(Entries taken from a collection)
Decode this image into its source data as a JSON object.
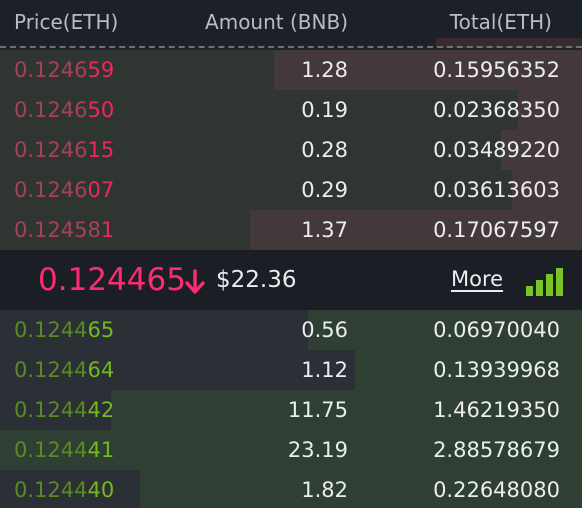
{
  "header": {
    "price_label": "Price(ETH)",
    "amount_label": "Amount (BNB)",
    "total_label": "Total(ETH)"
  },
  "asks": [
    {
      "price_dim": "0.1246",
      "price_hi": "59",
      "amount": "1.28",
      "total": "0.15956352",
      "depth_pct": 53
    },
    {
      "price_dim": "0.1246",
      "price_hi": "50",
      "amount": "0.19",
      "total": "0.02368350",
      "depth_pct": 11
    },
    {
      "price_dim": "0.1246",
      "price_hi": "15",
      "amount": "0.28",
      "total": "0.03489220",
      "depth_pct": 14
    },
    {
      "price_dim": "0.1246",
      "price_hi": "07",
      "amount": "0.29",
      "total": "0.03613603",
      "depth_pct": 12
    },
    {
      "price_dim": "0.12458",
      "price_hi": "1",
      "amount": "1.37",
      "total": "0.17067597",
      "depth_pct": 57
    }
  ],
  "mid": {
    "price": "0.124465",
    "fiat": "$22.36",
    "more_label": "More",
    "arrow_icon": "arrow-down-icon",
    "signal_icon": "signal-bars-icon"
  },
  "bids": [
    {
      "price_dim": "0.1244",
      "price_hi": "65",
      "amount": "0.56",
      "total": "0.06970040",
      "depth_pct": 47
    },
    {
      "price_dim": "0.1244",
      "price_hi": "64",
      "amount": "1.12",
      "total": "0.13939968",
      "depth_pct": 39
    },
    {
      "price_dim": "0.1244",
      "price_hi": "42",
      "amount": "11.75",
      "total": "1.46219350",
      "depth_pct": 81
    },
    {
      "price_dim": "0.1244",
      "price_hi": "41",
      "amount": "23.19",
      "total": "2.88578679",
      "depth_pct": 100
    },
    {
      "price_dim": "0.1244",
      "price_hi": "40",
      "amount": "1.82",
      "total": "0.22648080",
      "depth_pct": 76
    }
  ],
  "colors": {
    "ask_price": "#f0265e",
    "bid_price": "#74b91e",
    "mid_price": "#ff2b72",
    "signal": "#7bc427"
  }
}
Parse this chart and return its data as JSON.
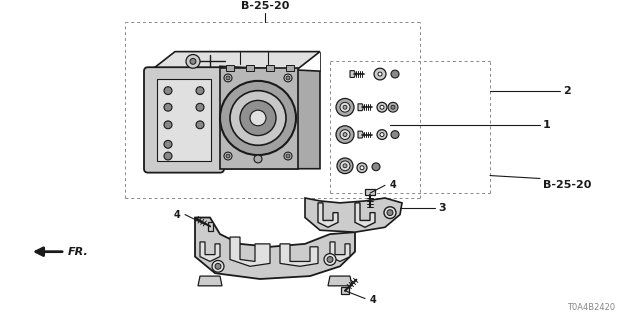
{
  "bg_color": "#ffffff",
  "dark": "#1a1a1a",
  "gray1": "#888888",
  "gray2": "#aaaaaa",
  "gray3": "#cccccc",
  "gray4": "#e0e0e0",
  "watermark": "T0A4B2420",
  "b2520_top": "B-25-20",
  "b2520_right": "B-25-20",
  "fig_w": 6.4,
  "fig_h": 3.2,
  "dpi": 100
}
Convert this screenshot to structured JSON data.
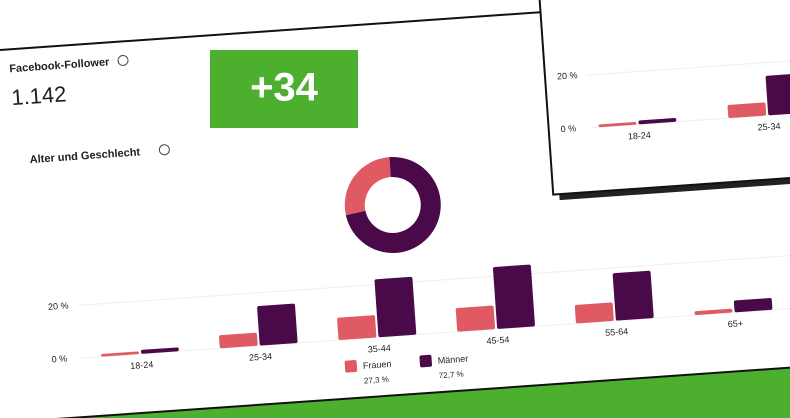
{
  "header": {
    "title": "Facebook-Follower",
    "count": "1.142",
    "change": "+34",
    "section": "Alter und Geschlecht"
  },
  "chart_data": [
    {
      "type": "pie",
      "values": [
        27.3,
        72.7
      ],
      "value_labels": [
        "27,3 %",
        "72,7 %"
      ],
      "colors": [
        "#e05a64",
        "#4a0a4a"
      ]
    },
    {
      "type": "bar",
      "categories": [
        "18-24",
        "25-34",
        "35-44",
        "45-54",
        "55-64",
        "65+"
      ],
      "series": [
        {
          "name": "Frauen",
          "color": "#e05a64",
          "values": [
            1,
            5,
            8.5,
            9,
            7,
            1.5
          ]
        },
        {
          "name": "Männer",
          "color": "#4a0a4a",
          "values": [
            1.5,
            15,
            22,
            23.5,
            18,
            4.5
          ]
        }
      ],
      "ylim": [
        0,
        25
      ],
      "yticks": [
        {
          "value": 0,
          "label": "0 %"
        },
        {
          "value": 20,
          "label": "20 %"
        }
      ],
      "grid": true
    }
  ]
}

§ **Directive**:
Do not include the images; transcribe the rest of the listing exactly.

§ **Task solution**:
Decode this image into its source data as a JSON object.
{
  "header": {
    "price_label": "Price(ETH)",
    "amount_label": "Amount (BNB)",
    "total_label": "Total(ETH)"
  },
  "asks": [
    {
      "price_dim": "0.1246",
      "price_hi": "59",
      "amount": "1.28",
      "total": "0.15956352",
      "depth_pct": 53
    },
    {
      "price_dim": "0.1246",
      "price_hi": "50",
      "amount": "0.19",
      "total": "0.02368350",
      "depth_pct": 11
    },
    {
      "price_dim": "0.1246",
      "price_hi": "15",
      "amount": "0.28",
      "total": "0.03489220",
      "depth_pct": 14
    },
    {
      "price_dim": "0.1246",
      "price_hi": "07",
      "amount": "0.29",
      "total": "0.03613603",
      "depth_pct": 12
    },
    {
      "price_dim": "0.12458",
      "price_hi": "1",
      "amount": "1.37",
      "total": "0.17067597",
      "depth_pct": 57
    }
  ],
  "mid": {
    "price": "0.124465",
    "fiat": "$22.36",
    "more_label": "More",
    "arrow_icon": "arrow-down-icon",
    "signal_icon": "signal-bars-icon"
  },
  "bids": [
    {
      "price_dim": "0.1244",
      "price_hi": "65",
      "amount": "0.56",
      "total": "0.06970040",
      "depth_pct": 47
    },
    {
      "price_dim": "0.1244",
      "price_hi": "64",
      "amount": "1.12",
      "total": "0.13939968",
      "depth_pct": 39
    },
    {
      "price_dim": "0.1244",
      "price_hi": "42",
      "amount": "11.75",
      "total": "1.46219350",
      "depth_pct": 81
    },
    {
      "price_dim": "0.1244",
      "price_hi": "41",
      "amount": "23.19",
      "total": "2.88578679",
      "depth_pct": 100
    },
    {
      "price_dim": "0.1244",
      "price_hi": "40",
      "amount": "1.82",
      "total": "0.22648080",
      "depth_pct": 76
    }
  ],
  "colors": {
    "ask_price": "#f0265e",
    "bid_price": "#74b91e",
    "mid_price": "#ff2b72",
    "signal": "#7bc427"
  }
}
Parse this chart and return its data as JSON.
{
  "bg_color": "#ffffff",
  "dark": "#1a1a1a",
  "gray1": "#888888",
  "gray2": "#aaaaaa",
  "gray3": "#cccccc",
  "gray4": "#e0e0e0",
  "watermark": "T0A4B2420",
  "b2520_top": "B-25-20",
  "b2520_right": "B-25-20",
  "fig_w": 6.4,
  "fig_h": 3.2,
  "dpi": 100
}
Convert this screenshot to structured JSON data.
{
  "header": {
    "title": "Facebook-Follower",
    "count": "1.142",
    "change": "+34",
    "section": "Alter und Geschlecht"
  },
  "chart_data": [
    {
      "type": "pie",
      "values": [
        27.3,
        72.7
      ],
      "value_labels": [
        "27,3 %",
        "72,7 %"
      ],
      "colors": [
        "#e05a64",
        "#4a0a4a"
      ]
    },
    {
      "type": "bar",
      "categories": [
        "18-24",
        "25-34",
        "35-44",
        "45-54",
        "55-64",
        "65+"
      ],
      "series": [
        {
          "name": "Frauen",
          "color": "#e05a64",
          "values": [
            1,
            5,
            8.5,
            9,
            7,
            1.5
          ]
        },
        {
          "name": "Männer",
          "color": "#4a0a4a",
          "values": [
            1.5,
            15,
            22,
            23.5,
            18,
            4.5
          ]
        }
      ],
      "ylim": [
        0,
        25
      ],
      "yticks": [
        {
          "value": 0,
          "label": "0 %"
        },
        {
          "value": 20,
          "label": "20 %"
        }
      ],
      "grid": true
    }
  ]
}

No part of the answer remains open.